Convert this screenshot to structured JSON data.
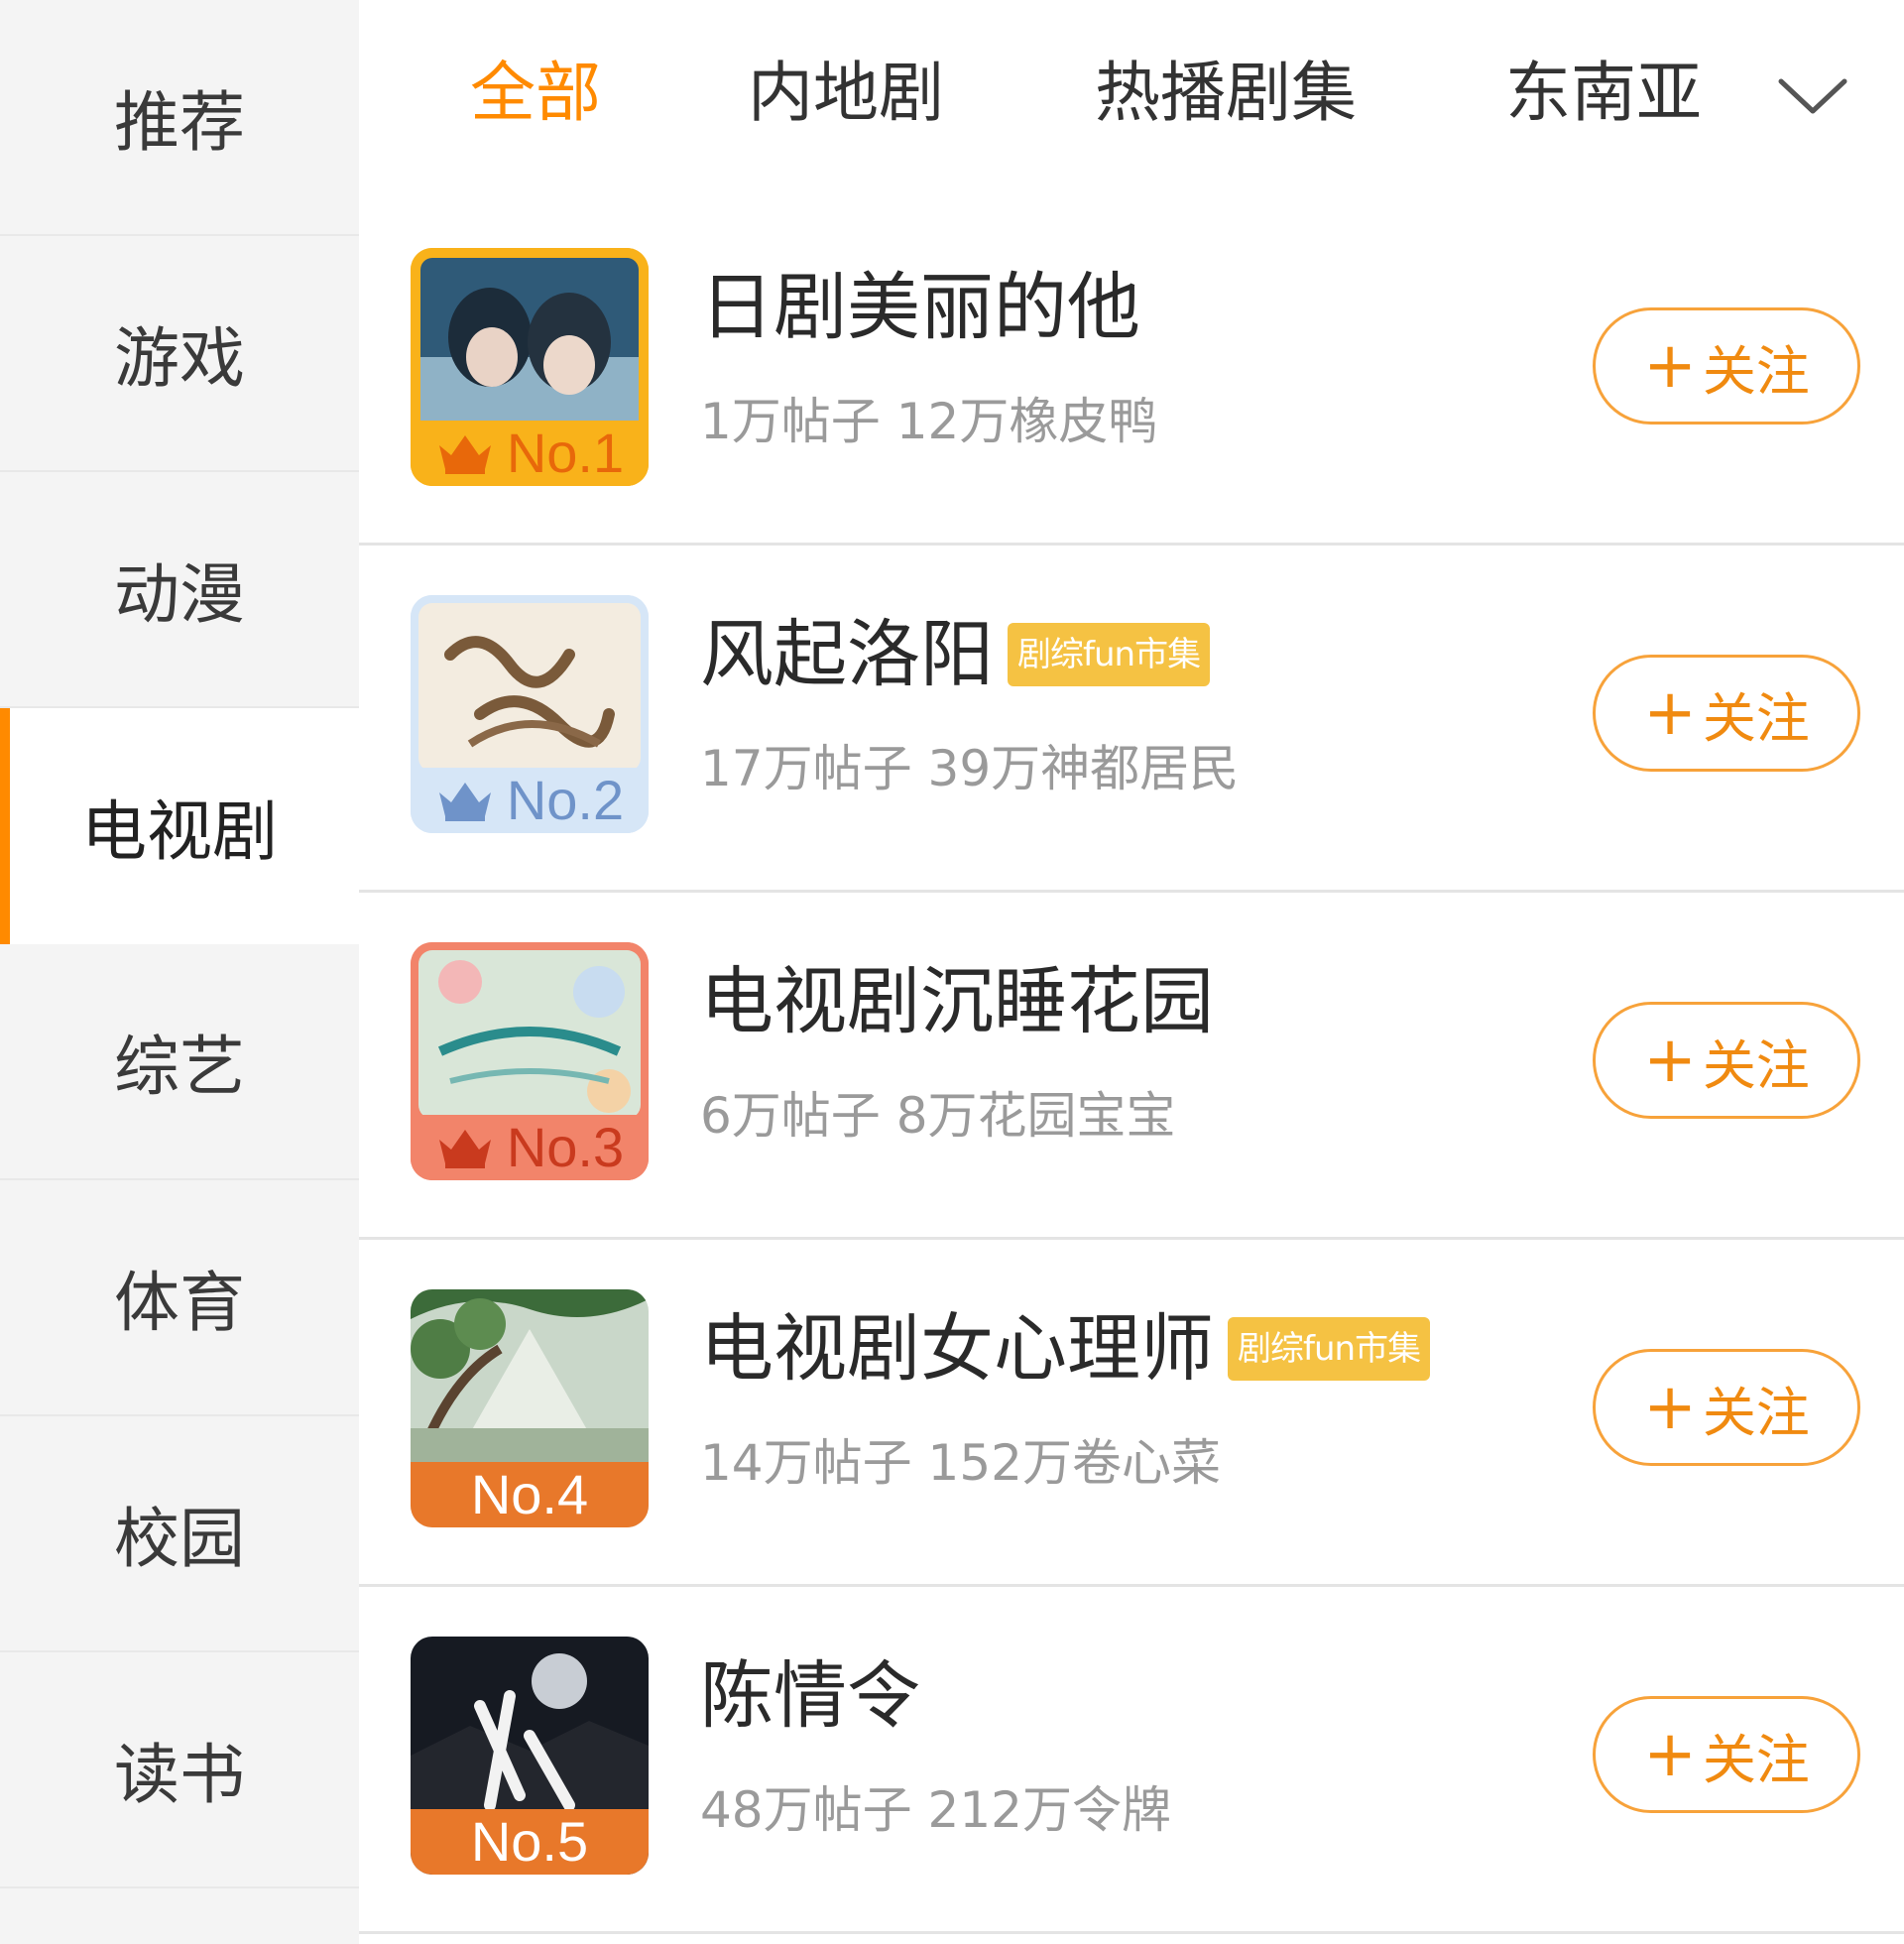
{
  "sidebar": {
    "items": [
      {
        "label": "推荐"
      },
      {
        "label": "游戏"
      },
      {
        "label": "动漫"
      },
      {
        "label": "电视剧"
      },
      {
        "label": "综艺"
      },
      {
        "label": "体育"
      },
      {
        "label": "校园"
      },
      {
        "label": "读书"
      }
    ],
    "active_index": 3
  },
  "tabs": [
    {
      "label": "全部"
    },
    {
      "label": "内地剧"
    },
    {
      "label": "热播剧集"
    },
    {
      "label": "东南亚"
    }
  ],
  "tabs_more_icon": "chevron-down-icon",
  "colors": {
    "accent": "#ff8a00",
    "rank1": "#f9b21a",
    "rank2": "#d6e6f7",
    "rank3": "#f2846a",
    "rank_default": "#e8782a",
    "tag": "#f5c243"
  },
  "list": [
    {
      "rank": "No.1",
      "title": "日剧美丽的他",
      "tag": "",
      "stats": "1万帖子 12万橡皮鸭",
      "follow": "关注"
    },
    {
      "rank": "No.2",
      "title": "风起洛阳",
      "tag": "剧综fun市集",
      "stats": "17万帖子 39万神都居民",
      "follow": "关注"
    },
    {
      "rank": "No.3",
      "title": "电视剧沉睡花园",
      "tag": "",
      "stats": "6万帖子 8万花园宝宝",
      "follow": "关注"
    },
    {
      "rank": "No.4",
      "title": "电视剧女心理师",
      "tag": "剧综fun市集",
      "stats": "14万帖子 152万卷心菜",
      "follow": "关注"
    },
    {
      "rank": "No.5",
      "title": "陈情令",
      "tag": "",
      "stats": "48万帖子 212万令牌",
      "follow": "关注"
    }
  ],
  "follow_plus": "+"
}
__________________________________________________
§ **Stated exercise**: Without including any pictures, reproduce the listing exactly.

§ **Response**:
Convert this screenshot to structured JSON data.
{
  "sidebar": {
    "items": [
      {
        "label": "推荐"
      },
      {
        "label": "游戏"
      },
      {
        "label": "动漫"
      },
      {
        "label": "电视剧"
      },
      {
        "label": "综艺"
      },
      {
        "label": "体育"
      },
      {
        "label": "校园"
      },
      {
        "label": "读书"
      }
    ],
    "active_index": 3
  },
  "tabs": [
    {
      "label": "全部"
    },
    {
      "label": "内地剧"
    },
    {
      "label": "热播剧集"
    },
    {
      "label": "东南亚"
    }
  ],
  "tabs_more_icon": "chevron-down-icon",
  "colors": {
    "accent": "#ff8a00",
    "rank1": "#f9b21a",
    "rank2": "#d6e6f7",
    "rank3": "#f2846a",
    "rank_default": "#e8782a",
    "tag": "#f5c243"
  },
  "list": [
    {
      "rank": "No.1",
      "title": "日剧美丽的他",
      "tag": "",
      "stats": "1万帖子 12万橡皮鸭",
      "follow": "关注"
    },
    {
      "rank": "No.2",
      "title": "风起洛阳",
      "tag": "剧综fun市集",
      "stats": "17万帖子 39万神都居民",
      "follow": "关注"
    },
    {
      "rank": "No.3",
      "title": "电视剧沉睡花园",
      "tag": "",
      "stats": "6万帖子 8万花园宝宝",
      "follow": "关注"
    },
    {
      "rank": "No.4",
      "title": "电视剧女心理师",
      "tag": "剧综fun市集",
      "stats": "14万帖子 152万卷心菜",
      "follow": "关注"
    },
    {
      "rank": "No.5",
      "title": "陈情令",
      "tag": "",
      "stats": "48万帖子 212万令牌",
      "follow": "关注"
    }
  ],
  "follow_plus": "+"
}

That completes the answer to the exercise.